TASK INPUT:
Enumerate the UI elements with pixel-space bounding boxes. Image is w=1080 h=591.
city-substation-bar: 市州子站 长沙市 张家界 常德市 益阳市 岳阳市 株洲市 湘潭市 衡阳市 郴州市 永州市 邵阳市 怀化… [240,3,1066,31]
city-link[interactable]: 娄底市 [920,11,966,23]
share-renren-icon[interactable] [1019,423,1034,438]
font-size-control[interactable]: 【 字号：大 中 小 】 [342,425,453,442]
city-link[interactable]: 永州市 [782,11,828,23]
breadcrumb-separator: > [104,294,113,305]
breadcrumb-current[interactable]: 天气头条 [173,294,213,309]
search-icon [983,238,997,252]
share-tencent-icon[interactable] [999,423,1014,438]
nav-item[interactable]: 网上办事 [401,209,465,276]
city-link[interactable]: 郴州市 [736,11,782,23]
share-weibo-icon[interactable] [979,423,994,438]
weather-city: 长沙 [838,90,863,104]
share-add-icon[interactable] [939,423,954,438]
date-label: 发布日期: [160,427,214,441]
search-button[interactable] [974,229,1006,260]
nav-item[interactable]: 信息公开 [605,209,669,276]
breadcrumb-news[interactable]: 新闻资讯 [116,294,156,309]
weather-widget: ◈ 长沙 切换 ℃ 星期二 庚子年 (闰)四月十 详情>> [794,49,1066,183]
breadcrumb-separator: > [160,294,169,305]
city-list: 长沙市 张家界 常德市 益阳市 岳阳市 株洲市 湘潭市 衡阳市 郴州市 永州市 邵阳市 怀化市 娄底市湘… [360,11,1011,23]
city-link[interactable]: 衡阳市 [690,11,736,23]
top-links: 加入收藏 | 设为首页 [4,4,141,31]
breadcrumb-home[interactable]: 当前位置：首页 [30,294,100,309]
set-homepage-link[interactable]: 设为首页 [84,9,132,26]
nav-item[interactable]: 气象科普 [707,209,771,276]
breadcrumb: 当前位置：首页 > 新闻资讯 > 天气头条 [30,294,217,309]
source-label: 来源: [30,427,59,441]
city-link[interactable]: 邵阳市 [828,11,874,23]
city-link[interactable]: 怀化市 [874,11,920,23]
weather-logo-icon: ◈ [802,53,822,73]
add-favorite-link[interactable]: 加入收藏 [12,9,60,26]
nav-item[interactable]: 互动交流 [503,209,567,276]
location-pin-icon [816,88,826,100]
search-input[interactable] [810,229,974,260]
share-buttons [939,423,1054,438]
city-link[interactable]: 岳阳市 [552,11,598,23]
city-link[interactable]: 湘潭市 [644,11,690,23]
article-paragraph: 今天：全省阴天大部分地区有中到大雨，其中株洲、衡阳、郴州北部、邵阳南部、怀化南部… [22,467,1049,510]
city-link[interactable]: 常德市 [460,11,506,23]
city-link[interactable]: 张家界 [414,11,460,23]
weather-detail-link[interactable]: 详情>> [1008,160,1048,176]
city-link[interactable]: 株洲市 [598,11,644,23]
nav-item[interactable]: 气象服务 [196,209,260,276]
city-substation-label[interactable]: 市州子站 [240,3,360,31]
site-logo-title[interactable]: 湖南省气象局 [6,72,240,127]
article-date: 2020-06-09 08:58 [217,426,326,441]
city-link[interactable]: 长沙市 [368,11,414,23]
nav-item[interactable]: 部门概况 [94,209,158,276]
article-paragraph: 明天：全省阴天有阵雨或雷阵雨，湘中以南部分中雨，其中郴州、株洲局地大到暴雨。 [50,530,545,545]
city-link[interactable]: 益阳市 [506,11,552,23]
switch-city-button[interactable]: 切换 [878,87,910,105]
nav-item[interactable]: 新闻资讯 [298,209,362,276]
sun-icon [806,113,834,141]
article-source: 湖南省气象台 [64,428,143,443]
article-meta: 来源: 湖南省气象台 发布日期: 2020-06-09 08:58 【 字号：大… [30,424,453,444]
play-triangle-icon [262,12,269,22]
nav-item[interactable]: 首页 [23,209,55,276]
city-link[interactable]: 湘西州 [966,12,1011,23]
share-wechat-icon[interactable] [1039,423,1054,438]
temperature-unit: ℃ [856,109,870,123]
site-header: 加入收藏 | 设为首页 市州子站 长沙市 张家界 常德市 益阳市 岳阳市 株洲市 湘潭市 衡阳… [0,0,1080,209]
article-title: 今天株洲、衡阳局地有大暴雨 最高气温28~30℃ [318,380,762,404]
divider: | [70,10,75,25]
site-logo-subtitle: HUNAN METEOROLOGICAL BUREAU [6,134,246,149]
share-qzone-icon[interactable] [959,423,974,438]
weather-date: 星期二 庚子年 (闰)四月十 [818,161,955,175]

PROMPT:
Reproduce every line of the material above verbatim.

RESPONSE TO THIS TASK:
Enumerate the UI elements with pixel-space bounding boxes. Image is w=1080 h=591.
city-substation-bar: 市州子站 长沙市 张家界 常德市 益阳市 岳阳市 株洲市 湘潭市 衡阳市 郴州市 永州市 邵阳市 怀化… [240,3,1066,31]
city-link[interactable]: 娄底市 [920,11,966,23]
share-renren-icon[interactable] [1019,423,1034,438]
font-size-control[interactable]: 【 字号：大 中 小 】 [342,425,453,442]
city-link[interactable]: 永州市 [782,11,828,23]
breadcrumb-separator: > [104,294,113,305]
breadcrumb-current[interactable]: 天气头条 [173,294,213,309]
search-icon [983,238,997,252]
share-tencent-icon[interactable] [999,423,1014,438]
nav-item[interactable]: 网上办事 [401,209,465,276]
city-link[interactable]: 郴州市 [736,11,782,23]
share-weibo-icon[interactable] [979,423,994,438]
weather-city: 长沙 [838,90,863,104]
share-add-icon[interactable] [939,423,954,438]
date-label: 发布日期: [160,427,214,441]
search-button[interactable] [974,229,1006,260]
nav-item[interactable]: 信息公开 [605,209,669,276]
breadcrumb-news[interactable]: 新闻资讯 [116,294,156,309]
weather-widget: ◈ 长沙 切换 ℃ 星期二 庚子年 (闰)四月十 详情>> [794,49,1066,183]
breadcrumb-separator: > [160,294,169,305]
city-list: 长沙市 张家界 常德市 益阳市 岳阳市 株洲市 湘潭市 衡阳市 郴州市 永州市 邵阳市 怀化市 娄底市湘… [360,11,1011,23]
city-link[interactable]: 衡阳市 [690,11,736,23]
top-links: 加入收藏 | 设为首页 [4,4,141,31]
breadcrumb-home[interactable]: 当前位置：首页 [30,294,100,309]
set-homepage-link[interactable]: 设为首页 [84,9,132,26]
nav-item[interactable]: 气象科普 [707,209,771,276]
breadcrumb: 当前位置：首页 > 新闻资讯 > 天气头条 [30,294,217,309]
source-label: 来源: [30,427,59,441]
city-link[interactable]: 邵阳市 [828,11,874,23]
city-link[interactable]: 怀化市 [874,11,920,23]
weather-logo-icon: ◈ [802,53,822,73]
add-favorite-link[interactable]: 加入收藏 [12,9,60,26]
nav-item[interactable]: 互动交流 [503,209,567,276]
location-pin-icon [816,88,826,100]
search-input[interactable] [810,229,974,260]
share-buttons [939,423,1054,438]
city-link[interactable]: 岳阳市 [552,11,598,23]
city-link[interactable]: 湘潭市 [644,11,690,23]
article-paragraph: 今天：全省阴天大部分地区有中到大雨，其中株洲、衡阳、郴州北部、邵阳南部、怀化南部… [22,467,1049,510]
city-link[interactable]: 常德市 [460,11,506,23]
city-link[interactable]: 张家界 [414,11,460,23]
weather-detail-link[interactable]: 详情>> [1008,160,1048,176]
city-link[interactable]: 株洲市 [598,11,644,23]
nav-item[interactable]: 气象服务 [196,209,260,276]
city-substation-label[interactable]: 市州子站 [240,3,360,31]
site-logo-title[interactable]: 湖南省气象局 [6,72,240,127]
article-date: 2020-06-09 08:58 [217,426,326,441]
city-link[interactable]: 长沙市 [368,11,414,23]
nav-item[interactable]: 部门概况 [94,209,158,276]
article-paragraph: 明天：全省阴天有阵雨或雷阵雨，湘中以南部分中雨，其中郴州、株洲局地大到暴雨。 [50,530,545,545]
city-link[interactable]: 益阳市 [506,11,552,23]
switch-city-button[interactable]: 切换 [878,87,910,105]
nav-item[interactable]: 新闻资讯 [298,209,362,276]
sun-icon [806,113,834,141]
article-source: 湖南省气象台 [64,428,143,443]
article-meta: 来源: 湖南省气象台 发布日期: 2020-06-09 08:58 【 字号：大… [30,424,453,444]
play-triangle-icon [262,12,269,22]
nav-item[interactable]: 首页 [23,209,55,276]
city-link[interactable]: 湘西州 [966,12,1011,23]
share-wechat-icon[interactable] [1039,423,1054,438]
temperature-unit: ℃ [856,109,870,123]
site-header: 加入收藏 | 设为首页 市州子站 长沙市 张家界 常德市 益阳市 岳阳市 株洲市 湘潭市 衡阳… [0,0,1080,209]
article-title: 今天株洲、衡阳局地有大暴雨 最高气温28~30℃ [318,380,762,404]
divider: | [70,10,75,25]
site-logo-subtitle: HUNAN METEOROLOGICAL BUREAU [6,134,246,149]
share-qzone-icon[interactable] [959,423,974,438]
weather-date: 星期二 庚子年 (闰)四月十 [818,161,955,175]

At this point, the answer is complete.